** INSTRUCTION **
Look through the data below. Show each line where the string "Document" occurs.

Extracted records

>>>>

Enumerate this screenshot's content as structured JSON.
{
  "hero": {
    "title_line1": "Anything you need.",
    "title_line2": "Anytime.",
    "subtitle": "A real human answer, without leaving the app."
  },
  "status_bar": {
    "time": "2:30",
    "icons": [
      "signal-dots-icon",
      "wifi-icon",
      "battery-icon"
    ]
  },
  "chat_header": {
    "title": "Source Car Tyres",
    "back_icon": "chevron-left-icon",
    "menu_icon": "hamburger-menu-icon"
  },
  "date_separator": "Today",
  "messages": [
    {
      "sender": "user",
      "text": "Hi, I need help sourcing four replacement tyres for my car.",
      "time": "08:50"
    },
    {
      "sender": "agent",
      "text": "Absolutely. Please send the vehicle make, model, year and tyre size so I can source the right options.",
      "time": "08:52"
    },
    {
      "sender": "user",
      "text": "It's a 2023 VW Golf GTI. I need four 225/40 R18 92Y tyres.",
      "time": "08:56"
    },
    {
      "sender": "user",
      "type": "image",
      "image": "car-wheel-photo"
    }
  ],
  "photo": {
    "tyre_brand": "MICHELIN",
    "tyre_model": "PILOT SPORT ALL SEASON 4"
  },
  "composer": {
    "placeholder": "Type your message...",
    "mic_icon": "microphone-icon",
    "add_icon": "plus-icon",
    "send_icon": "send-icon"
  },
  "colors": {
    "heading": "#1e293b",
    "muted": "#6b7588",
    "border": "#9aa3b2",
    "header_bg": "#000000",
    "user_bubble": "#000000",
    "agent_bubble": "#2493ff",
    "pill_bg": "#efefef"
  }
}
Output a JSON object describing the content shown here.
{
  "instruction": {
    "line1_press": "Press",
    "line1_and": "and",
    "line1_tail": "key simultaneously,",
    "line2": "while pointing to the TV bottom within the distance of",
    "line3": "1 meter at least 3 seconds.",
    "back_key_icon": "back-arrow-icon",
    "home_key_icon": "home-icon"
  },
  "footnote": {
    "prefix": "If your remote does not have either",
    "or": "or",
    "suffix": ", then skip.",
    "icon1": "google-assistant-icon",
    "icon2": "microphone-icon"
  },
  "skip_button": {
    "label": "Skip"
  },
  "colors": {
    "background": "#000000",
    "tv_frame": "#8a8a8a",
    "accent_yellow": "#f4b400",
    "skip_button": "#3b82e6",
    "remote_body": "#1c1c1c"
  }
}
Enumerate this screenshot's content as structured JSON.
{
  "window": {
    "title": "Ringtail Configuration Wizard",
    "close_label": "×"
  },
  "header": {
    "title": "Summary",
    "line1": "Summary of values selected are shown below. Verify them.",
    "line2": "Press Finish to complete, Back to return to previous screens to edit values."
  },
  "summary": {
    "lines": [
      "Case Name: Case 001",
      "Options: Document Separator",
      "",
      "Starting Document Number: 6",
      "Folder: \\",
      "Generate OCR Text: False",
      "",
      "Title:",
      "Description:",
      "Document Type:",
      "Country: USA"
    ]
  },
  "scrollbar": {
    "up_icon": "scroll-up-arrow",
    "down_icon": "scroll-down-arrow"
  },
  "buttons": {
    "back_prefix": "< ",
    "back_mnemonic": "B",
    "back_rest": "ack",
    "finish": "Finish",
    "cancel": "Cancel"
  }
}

<<<<

** FINISHED TASK **
      "Options: Document Separator",
      "Starting Document Number: 6",
      "Document Type:",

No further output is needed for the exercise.